### GIVEN PROBLEM
Copy out the records again word for word, starting with the very first line and going on through the line that contains "- y-tick-label-5000: 5000: [50, 204, 93, 224]".

==== INPUT ====

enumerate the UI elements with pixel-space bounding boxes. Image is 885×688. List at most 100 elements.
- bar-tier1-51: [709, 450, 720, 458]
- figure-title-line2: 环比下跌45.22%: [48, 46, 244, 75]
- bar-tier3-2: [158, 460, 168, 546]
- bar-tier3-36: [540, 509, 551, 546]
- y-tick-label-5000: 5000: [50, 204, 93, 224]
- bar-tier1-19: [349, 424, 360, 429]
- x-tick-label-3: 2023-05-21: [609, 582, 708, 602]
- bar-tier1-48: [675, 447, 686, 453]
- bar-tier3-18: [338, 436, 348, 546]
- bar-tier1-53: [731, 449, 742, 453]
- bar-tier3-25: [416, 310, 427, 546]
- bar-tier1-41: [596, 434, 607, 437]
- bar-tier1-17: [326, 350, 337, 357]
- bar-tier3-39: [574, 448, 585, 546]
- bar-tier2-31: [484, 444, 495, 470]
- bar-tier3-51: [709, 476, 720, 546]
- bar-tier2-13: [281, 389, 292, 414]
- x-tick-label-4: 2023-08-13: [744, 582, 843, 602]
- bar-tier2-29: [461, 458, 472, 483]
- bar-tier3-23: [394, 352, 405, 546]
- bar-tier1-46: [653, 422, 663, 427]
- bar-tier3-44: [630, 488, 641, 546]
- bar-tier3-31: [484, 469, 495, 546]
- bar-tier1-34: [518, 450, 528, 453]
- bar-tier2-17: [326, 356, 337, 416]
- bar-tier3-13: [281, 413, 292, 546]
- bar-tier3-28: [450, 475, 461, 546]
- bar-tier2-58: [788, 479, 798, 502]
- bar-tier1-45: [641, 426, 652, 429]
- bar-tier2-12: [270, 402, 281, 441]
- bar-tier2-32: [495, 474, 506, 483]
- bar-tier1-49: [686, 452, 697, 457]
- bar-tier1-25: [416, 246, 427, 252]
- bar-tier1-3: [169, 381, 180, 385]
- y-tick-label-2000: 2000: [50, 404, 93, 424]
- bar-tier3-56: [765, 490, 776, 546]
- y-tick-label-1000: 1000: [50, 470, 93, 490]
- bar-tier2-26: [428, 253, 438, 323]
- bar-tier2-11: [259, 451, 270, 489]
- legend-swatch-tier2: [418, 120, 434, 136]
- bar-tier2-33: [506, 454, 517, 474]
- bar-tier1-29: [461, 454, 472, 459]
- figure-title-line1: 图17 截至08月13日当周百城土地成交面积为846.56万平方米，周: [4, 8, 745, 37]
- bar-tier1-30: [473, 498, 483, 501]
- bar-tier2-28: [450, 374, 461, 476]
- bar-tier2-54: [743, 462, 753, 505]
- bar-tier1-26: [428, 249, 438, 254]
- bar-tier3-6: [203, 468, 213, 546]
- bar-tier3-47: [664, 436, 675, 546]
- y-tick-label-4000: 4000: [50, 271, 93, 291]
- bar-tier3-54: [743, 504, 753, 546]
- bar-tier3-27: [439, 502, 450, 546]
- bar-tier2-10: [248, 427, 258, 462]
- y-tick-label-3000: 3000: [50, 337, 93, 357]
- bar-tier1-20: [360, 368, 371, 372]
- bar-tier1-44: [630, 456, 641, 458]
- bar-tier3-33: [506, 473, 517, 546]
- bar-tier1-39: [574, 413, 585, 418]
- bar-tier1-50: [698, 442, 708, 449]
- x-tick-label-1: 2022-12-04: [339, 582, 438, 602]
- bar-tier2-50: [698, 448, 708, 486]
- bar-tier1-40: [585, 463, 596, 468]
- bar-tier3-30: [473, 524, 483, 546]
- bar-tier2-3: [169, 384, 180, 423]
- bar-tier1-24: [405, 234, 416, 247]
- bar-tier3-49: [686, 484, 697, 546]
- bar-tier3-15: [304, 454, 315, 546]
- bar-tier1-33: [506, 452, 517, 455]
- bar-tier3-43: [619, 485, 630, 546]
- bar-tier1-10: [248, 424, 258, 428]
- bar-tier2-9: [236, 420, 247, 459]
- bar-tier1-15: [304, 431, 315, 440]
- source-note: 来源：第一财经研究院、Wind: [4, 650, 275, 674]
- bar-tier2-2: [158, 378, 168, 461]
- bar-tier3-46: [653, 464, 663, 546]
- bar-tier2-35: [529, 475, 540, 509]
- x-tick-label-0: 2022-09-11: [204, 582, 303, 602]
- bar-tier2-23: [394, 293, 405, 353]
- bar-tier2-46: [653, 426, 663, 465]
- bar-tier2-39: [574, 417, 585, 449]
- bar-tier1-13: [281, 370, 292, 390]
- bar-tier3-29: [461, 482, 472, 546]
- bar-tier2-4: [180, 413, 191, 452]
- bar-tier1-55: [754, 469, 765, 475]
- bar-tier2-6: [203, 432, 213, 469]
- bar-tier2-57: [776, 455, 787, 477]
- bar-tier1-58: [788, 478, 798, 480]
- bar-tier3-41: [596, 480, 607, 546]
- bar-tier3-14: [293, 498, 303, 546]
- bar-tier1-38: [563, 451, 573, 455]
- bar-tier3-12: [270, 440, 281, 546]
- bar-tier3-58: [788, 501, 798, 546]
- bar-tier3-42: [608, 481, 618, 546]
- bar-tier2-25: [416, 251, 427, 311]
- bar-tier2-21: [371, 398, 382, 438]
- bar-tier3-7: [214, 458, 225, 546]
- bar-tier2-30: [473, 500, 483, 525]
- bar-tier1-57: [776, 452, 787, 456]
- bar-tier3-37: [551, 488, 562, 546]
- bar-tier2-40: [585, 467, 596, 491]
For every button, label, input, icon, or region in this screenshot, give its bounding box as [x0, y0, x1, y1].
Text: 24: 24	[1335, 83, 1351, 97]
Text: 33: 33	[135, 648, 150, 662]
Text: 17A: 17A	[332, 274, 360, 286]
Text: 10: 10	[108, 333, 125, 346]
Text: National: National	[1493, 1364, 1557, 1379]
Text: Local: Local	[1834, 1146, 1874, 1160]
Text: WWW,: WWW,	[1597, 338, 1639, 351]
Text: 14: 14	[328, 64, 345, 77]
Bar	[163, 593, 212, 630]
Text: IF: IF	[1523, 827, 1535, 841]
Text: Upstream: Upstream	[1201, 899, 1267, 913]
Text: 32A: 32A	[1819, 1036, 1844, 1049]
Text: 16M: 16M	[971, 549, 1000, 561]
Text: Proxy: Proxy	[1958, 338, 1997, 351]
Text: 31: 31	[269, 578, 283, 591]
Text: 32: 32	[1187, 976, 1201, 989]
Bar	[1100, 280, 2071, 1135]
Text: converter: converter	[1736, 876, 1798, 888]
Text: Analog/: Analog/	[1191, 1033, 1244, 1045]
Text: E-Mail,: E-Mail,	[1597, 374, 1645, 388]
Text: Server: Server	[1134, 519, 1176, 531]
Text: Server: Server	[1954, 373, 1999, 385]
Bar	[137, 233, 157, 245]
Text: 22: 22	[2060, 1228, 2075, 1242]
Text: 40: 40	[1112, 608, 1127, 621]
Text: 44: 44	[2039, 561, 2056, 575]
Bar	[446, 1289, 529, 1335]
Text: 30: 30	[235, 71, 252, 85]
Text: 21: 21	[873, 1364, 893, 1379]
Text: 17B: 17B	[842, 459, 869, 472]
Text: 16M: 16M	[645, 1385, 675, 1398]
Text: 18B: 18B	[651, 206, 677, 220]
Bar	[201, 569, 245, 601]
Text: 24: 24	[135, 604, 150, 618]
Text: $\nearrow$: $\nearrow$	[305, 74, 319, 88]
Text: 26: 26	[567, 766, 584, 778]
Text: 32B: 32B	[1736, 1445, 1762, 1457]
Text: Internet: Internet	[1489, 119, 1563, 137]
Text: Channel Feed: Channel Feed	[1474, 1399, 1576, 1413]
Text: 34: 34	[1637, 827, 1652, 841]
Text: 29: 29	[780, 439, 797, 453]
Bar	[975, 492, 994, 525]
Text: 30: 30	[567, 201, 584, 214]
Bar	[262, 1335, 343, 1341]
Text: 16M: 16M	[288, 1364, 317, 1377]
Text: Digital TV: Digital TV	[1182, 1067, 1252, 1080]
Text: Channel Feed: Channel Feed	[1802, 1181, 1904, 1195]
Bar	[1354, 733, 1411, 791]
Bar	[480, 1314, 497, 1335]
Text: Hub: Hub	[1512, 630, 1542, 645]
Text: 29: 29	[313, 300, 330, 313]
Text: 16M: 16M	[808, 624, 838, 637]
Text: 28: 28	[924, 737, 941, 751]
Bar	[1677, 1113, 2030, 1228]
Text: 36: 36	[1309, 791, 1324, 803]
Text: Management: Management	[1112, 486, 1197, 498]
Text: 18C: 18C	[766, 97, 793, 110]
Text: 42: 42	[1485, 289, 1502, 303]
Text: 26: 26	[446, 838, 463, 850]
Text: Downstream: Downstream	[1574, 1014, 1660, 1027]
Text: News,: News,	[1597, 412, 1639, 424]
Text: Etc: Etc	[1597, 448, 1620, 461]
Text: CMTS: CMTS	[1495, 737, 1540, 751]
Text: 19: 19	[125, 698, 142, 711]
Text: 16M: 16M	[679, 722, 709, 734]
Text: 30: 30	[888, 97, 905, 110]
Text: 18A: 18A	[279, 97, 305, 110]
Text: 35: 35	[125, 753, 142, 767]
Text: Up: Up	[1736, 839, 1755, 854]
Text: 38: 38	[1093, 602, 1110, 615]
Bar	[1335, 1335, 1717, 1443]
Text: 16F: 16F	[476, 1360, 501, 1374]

====

### COMPLETED EXERCISE
enumerate the UI elements with pixel-space bounding boxes. Image is 885×688. List at most 100 elements.
- bar-tier1-51: [709, 450, 720, 458]
- figure-title-line2: 环比下跌45.22%: [48, 46, 244, 75]
- bar-tier3-2: [158, 460, 168, 546]
- bar-tier3-36: [540, 509, 551, 546]
- y-tick-label-5000: 5000: [50, 204, 93, 224]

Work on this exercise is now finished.